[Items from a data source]
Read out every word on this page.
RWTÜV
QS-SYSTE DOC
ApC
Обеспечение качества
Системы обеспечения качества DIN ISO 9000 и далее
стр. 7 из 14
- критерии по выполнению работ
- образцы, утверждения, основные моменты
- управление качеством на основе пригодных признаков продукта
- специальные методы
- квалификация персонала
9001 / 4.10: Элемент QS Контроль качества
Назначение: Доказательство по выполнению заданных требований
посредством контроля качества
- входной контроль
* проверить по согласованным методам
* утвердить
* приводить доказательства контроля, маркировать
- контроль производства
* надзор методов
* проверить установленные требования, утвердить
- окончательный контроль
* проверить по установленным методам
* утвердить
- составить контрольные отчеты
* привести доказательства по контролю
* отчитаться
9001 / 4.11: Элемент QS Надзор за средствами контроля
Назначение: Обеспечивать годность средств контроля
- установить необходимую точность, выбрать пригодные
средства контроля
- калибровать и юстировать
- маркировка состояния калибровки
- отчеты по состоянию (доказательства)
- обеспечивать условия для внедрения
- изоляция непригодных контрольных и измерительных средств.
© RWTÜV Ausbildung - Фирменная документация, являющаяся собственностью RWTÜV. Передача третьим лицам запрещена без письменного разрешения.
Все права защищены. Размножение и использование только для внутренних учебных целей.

> [AIM OF THE EXERCISE]
Retype the records in full. Keep every line identical to the original.

> [CORRECT OUTPUT]
Read out every word on this page.
RWTÜV
QS-SYSTE DOC
ApC
Обеспечение качества
Системы обеспечения качества DIN ISO 9000 и далее
стр. 7 из 14
- критерии по выполнению работ
- образцы, утверждения, основные моменты
- управление качеством на основе пригодных признаков продукта
- специальные методы
- квалификация персонала
9001 / 4.10: Элемент QS Контроль качества
Назначение: Доказательство по выполнению заданных требований
посредством контроля качества
- входной контроль
* проверить по согласованным методам
* утвердить
* приводить доказательства контроля, маркировать
- контроль производства
* надзор методов
* проверить установленные требования, утвердить
- окончательный контроль
* проверить по установленным методам
* утвердить
- составить контрольные отчеты
* привести доказательства по контролю
* отчитаться
9001 / 4.11: Элемент QS Надзор за средствами контроля
Назначение: Обеспечивать годность средств контроля
- установить необходимую точность, выбрать пригодные
средства контроля
- калибровать и юстировать
- маркировка состояния калибровки
- отчеты по состоянию (доказательства)
- обеспечивать условия для внедрения
- изоляция непригодных контрольных и измерительных средств.
© RWTÜV Ausbildung - Фирменная документация, являющаяся собственностью RWTÜV. Передача третьим лицам запрещена без письменного разрешения.
Все права защищены. Размножение и использование только для внутренних учебных целей.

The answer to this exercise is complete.